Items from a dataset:
· · · · · · ·

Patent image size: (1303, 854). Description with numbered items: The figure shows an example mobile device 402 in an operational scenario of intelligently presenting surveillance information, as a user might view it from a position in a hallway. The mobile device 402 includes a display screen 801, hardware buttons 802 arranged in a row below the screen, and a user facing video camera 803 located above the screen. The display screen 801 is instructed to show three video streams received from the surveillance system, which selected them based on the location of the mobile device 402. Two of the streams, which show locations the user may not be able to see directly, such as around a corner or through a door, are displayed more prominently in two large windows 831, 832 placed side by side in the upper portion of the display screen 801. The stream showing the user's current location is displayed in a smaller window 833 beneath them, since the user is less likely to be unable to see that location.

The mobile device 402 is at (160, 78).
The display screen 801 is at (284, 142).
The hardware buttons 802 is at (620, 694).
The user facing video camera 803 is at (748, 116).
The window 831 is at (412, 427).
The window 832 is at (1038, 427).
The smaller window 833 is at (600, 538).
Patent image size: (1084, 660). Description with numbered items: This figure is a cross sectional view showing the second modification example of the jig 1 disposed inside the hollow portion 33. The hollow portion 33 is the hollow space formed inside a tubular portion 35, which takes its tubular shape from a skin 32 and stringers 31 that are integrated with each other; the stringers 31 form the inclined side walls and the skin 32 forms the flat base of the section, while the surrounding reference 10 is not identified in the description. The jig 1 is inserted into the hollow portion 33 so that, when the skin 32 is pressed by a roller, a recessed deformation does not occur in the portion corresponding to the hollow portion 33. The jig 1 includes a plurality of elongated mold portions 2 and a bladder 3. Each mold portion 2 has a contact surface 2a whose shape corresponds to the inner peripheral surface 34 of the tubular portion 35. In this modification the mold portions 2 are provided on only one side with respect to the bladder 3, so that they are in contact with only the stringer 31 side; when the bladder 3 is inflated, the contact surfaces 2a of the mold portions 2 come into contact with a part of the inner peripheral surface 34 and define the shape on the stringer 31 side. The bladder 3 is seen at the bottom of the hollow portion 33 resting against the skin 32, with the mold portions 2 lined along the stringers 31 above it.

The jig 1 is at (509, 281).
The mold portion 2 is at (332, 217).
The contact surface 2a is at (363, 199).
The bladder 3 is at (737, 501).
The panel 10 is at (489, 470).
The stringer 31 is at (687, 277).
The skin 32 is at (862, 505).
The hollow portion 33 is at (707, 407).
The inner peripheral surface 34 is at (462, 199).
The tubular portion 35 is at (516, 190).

· · · · · · ·

# [Given instruction]
Rewrite the listing above so that "Description with numbered items" becomes "Numbered description" wherever it occurs, and leave every other part of the text as it is.

# [Response]
Patent image size: (1303, 854). Numbered description: The figure shows an example mobile device 402 in an operational scenario of intelligently presenting surveillance information, as a user might view it from a position in a hallway. The mobile device 402 includes a display screen 801, hardware buttons 802 arranged in a row below the screen, and a user facing video camera 803 located above the screen. The display screen 801 is instructed to show three video streams received from the surveillance system, which selected them based on the location of the mobile device 402. Two of the streams, which show locations the user may not be able to see directly, such as around a corner or through a door, are displayed more prominently in two large windows 831, 832 placed side by side in the upper portion of the display screen 801. The stream showing the user's current location is displayed in a smaller window 833 beneath them, since the user is less likely to be unable to see that location.

The mobile device 402 is at (160, 78).
The display screen 801 is at (284, 142).
The hardware buttons 802 is at (620, 694).
The user facing video camera 803 is at (748, 116).
The window 831 is at (412, 427).
The window 832 is at (1038, 427).
The smaller window 833 is at (600, 538).
Patent image size: (1084, 660). Numbered description: This figure is a cross sectional view showing the second modification example of the jig 1 disposed inside the hollow portion 33. The hollow portion 33 is the hollow space formed inside a tubular portion 35, which takes its tubular shape from a skin 32 and stringers 31 that are integrated with each other; the stringers 31 form the inclined side walls and the skin 32 forms the flat base of the section, while the surrounding reference 10 is not identified in the description. The jig 1 is inserted into the hollow portion 33 so that, when the skin 32 is pressed by a roller, a recessed deformation does not occur in the portion corresponding to the hollow portion 33. The jig 1 includes a plurality of elongated mold portions 2 and a bladder 3. Each mold portion 2 has a contact surface 2a whose shape corresponds to the inner peripheral surface 34 of the tubular portion 35. In this modification the mold portions 2 are provided on only one side with respect to the bladder 3, so that they are in contact with only the stringer 31 side; when the bladder 3 is inflated, the contact surfaces 2a of the mold portions 2 come into contact with a part of the inner peripheral surface 34 and define the shape on the stringer 31 side. The bladder 3 is seen at the bottom of the hollow portion 33 resting against the skin 32, with the mold portions 2 lined along the stringers 31 above it.

The jig 1 is at (509, 281).
The mold portion 2 is at (332, 217).
The contact surface 2a is at (363, 199).
The bladder 3 is at (737, 501).
The panel 10 is at (489, 470).
The stringer 31 is at (687, 277).
The skin 32 is at (862, 505).
The hollow portion 33 is at (707, 407).
The inner peripheral surface 34 is at (462, 199).
The tubular portion 35 is at (516, 190).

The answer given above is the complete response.